**Task brief:**
Transcribe the listing word for word.

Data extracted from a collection
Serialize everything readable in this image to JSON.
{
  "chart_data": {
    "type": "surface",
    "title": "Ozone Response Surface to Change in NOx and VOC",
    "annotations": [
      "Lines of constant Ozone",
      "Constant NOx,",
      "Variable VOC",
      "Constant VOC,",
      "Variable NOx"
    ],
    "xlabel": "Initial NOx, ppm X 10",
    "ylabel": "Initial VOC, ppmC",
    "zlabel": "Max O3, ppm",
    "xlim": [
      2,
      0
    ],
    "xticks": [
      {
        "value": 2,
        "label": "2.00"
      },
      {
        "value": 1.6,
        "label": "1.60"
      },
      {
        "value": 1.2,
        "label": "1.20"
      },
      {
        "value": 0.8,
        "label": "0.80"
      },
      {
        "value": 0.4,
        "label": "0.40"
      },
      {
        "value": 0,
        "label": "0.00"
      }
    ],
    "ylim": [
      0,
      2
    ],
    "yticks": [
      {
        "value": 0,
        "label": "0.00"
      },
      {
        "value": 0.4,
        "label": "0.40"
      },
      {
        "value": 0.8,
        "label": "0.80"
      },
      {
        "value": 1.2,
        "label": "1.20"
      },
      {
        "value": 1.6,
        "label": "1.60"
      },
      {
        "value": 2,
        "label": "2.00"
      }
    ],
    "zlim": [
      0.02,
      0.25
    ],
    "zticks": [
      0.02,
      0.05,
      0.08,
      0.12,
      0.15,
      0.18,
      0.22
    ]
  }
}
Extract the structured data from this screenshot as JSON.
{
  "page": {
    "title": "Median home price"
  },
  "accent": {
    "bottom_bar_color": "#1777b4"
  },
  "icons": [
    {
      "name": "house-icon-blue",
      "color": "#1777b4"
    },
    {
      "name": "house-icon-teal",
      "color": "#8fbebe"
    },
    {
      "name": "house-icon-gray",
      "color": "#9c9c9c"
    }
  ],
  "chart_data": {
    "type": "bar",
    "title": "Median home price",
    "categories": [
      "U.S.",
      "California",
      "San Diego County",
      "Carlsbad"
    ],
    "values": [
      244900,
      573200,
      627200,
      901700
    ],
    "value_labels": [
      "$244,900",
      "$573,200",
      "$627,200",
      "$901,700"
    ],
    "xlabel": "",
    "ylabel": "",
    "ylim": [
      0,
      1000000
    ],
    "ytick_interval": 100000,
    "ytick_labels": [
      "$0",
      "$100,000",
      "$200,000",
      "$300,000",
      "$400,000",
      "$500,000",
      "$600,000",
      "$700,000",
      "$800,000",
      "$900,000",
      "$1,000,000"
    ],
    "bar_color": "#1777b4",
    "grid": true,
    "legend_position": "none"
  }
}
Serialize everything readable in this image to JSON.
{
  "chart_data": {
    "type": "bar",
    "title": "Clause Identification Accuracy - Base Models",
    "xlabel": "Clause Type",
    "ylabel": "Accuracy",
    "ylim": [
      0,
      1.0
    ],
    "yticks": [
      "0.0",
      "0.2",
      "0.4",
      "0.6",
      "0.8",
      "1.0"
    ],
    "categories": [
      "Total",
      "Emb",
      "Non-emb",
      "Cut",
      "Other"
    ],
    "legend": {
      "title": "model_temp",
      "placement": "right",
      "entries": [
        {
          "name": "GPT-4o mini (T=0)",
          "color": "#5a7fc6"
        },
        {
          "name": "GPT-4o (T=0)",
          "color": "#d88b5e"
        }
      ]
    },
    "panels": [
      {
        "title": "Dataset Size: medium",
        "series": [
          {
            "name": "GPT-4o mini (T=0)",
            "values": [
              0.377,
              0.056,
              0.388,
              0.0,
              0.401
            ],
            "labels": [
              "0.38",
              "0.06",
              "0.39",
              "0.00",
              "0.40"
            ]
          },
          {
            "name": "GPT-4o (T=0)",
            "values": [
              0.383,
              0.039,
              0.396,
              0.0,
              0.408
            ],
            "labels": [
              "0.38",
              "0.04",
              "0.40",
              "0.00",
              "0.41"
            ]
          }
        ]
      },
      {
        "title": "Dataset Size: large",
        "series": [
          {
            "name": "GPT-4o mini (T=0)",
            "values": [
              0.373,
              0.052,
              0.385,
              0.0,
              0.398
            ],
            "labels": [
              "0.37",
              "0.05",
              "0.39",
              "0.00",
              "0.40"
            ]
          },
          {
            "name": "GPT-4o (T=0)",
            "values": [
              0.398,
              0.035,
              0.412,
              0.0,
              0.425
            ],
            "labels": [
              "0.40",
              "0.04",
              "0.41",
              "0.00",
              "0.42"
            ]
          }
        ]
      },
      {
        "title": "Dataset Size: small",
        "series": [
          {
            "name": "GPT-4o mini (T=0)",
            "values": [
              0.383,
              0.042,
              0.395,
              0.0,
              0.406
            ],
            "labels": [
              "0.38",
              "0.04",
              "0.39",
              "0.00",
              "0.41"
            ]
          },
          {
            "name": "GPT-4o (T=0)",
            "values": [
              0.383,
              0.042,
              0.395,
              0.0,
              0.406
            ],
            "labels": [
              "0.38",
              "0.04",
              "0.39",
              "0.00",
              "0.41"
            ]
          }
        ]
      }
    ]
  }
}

**Task result:**
Serialize everything readable in this image to JSON.
{
  "chart_data": {
    "type": "surface",
    "title": "Ozone Response Surface to Change in NOx and VOC",
    "annotations": [
      "Lines of constant Ozone",
      "Constant NOx,",
      "Variable VOC",
      "Constant VOC,",
      "Variable NOx"
    ],
    "xlabel": "Initial NOx, ppm X 10",
    "ylabel": "Initial VOC, ppmC",
    "zlabel": "Max O3, ppm",
    "xlim": [
      2,
      0
    ],
    "xticks": [
      {
        "value": 2,
        "label": "2.00"
      },
      {
        "value": 1.6,
        "label": "1.60"
      },
      {
        "value": 1.2,
        "label": "1.20"
      },
      {
        "value": 0.8,
        "label": "0.80"
      },
      {
        "value": 0.4,
        "label": "0.40"
      },
      {
        "value": 0,
        "label": "0.00"
      }
    ],
    "ylim": [
      0,
      2
    ],
    "yticks": [
      {
        "value": 0,
        "label": "0.00"
      },
      {
        "value": 0.4,
        "label": "0.40"
      },
      {
        "value": 0.8,
        "label": "0.80"
      },
      {
        "value": 1.2,
        "label": "1.20"
      },
      {
        "value": 1.6,
        "label": "1.60"
      },
      {
        "value": 2,
        "label": "2.00"
      }
    ],
    "zlim": [
      0.02,
      0.25
    ],
    "zticks": [
      0.02,
      0.05,
      0.08,
      0.12,
      0.15,
      0.18,
      0.22
    ]
  }
}
Extract the structured data from this screenshot as JSON.
{
  "page": {
    "title": "Median home price"
  },
  "accent": {
    "bottom_bar_color": "#1777b4"
  },
  "icons": [
    {
      "name": "house-icon-blue",
      "color": "#1777b4"
    },
    {
      "name": "house-icon-teal",
      "color": "#8fbebe"
    },
    {
      "name": "house-icon-gray",
      "color": "#9c9c9c"
    }
  ],
  "chart_data": {
    "type": "bar",
    "title": "Median home price",
    "categories": [
      "U.S.",
      "California",
      "San Diego County",
      "Carlsbad"
    ],
    "values": [
      244900,
      573200,
      627200,
      901700
    ],
    "value_labels": [
      "$244,900",
      "$573,200",
      "$627,200",
      "$901,700"
    ],
    "xlabel": "",
    "ylabel": "",
    "ylim": [
      0,
      1000000
    ],
    "ytick_interval": 100000,
    "ytick_labels": [
      "$0",
      "$100,000",
      "$200,000",
      "$300,000",
      "$400,000",
      "$500,000",
      "$600,000",
      "$700,000",
      "$800,000",
      "$900,000",
      "$1,000,000"
    ],
    "bar_color": "#1777b4",
    "grid": true,
    "legend_position": "none"
  }
}
Serialize everything readable in this image to JSON.
{
  "chart_data": {
    "type": "bar",
    "title": "Clause Identification Accuracy - Base Models",
    "xlabel": "Clause Type",
    "ylabel": "Accuracy",
    "ylim": [
      0,
      1.0
    ],
    "yticks": [
      "0.0",
      "0.2",
      "0.4",
      "0.6",
      "0.8",
      "1.0"
    ],
    "categories": [
      "Total",
      "Emb",
      "Non-emb",
      "Cut",
      "Other"
    ],
    "legend": {
      "title": "model_temp",
      "placement": "right",
      "entries": [
        {
          "name": "GPT-4o mini (T=0)",
          "color": "#5a7fc6"
        },
        {
          "name": "GPT-4o (T=0)",
          "color": "#d88b5e"
        }
      ]
    },
    "panels": [
      {
        "title": "Dataset Size: medium",
        "series": [
          {
            "name": "GPT-4o mini (T=0)",
            "values": [
              0.377,
              0.056,
              0.388,
              0.0,
              0.401
            ],
            "labels": [
              "0.38",
              "0.06",
              "0.39",
              "0.00",
              "0.40"
            ]
          },
          {
            "name": "GPT-4o (T=0)",
            "values": [
              0.383,
              0.039,
              0.396,
              0.0,
              0.408
            ],
            "labels": [
              "0.38",
              "0.04",
              "0.40",
              "0.00",
              "0.41"
            ]
          }
        ]
      },
      {
        "title": "Dataset Size: large",
        "series": [
          {
            "name": "GPT-4o mini (T=0)",
            "values": [
              0.373,
              0.052,
              0.385,
              0.0,
              0.398
            ],
            "labels": [
              "0.37",
              "0.05",
              "0.39",
              "0.00",
              "0.40"
            ]
          },
          {
            "name": "GPT-4o (T=0)",
            "values": [
              0.398,
              0.035,
              0.412,
              0.0,
              0.425
            ],
            "labels": [
              "0.40",
              "0.04",
              "0.41",
              "0.00",
              "0.42"
            ]
          }
        ]
      },
      {
        "title": "Dataset Size: small",
        "series": [
          {
            "name": "GPT-4o mini (T=0)",
            "values": [
              0.383,
              0.042,
              0.395,
              0.0,
              0.406
            ],
            "labels": [
              "0.38",
              "0.04",
              "0.39",
              "0.00",
              "0.41"
            ]
          },
          {
            "name": "GPT-4o (T=0)",
            "values": [
              0.383,
              0.042,
              0.395,
              0.0,
              0.406
            ],
            "labels": [
              "0.38",
              "0.04",
              "0.39",
              "0.00",
              "0.41"
            ]
          }
        ]
      }
    ]
  }
}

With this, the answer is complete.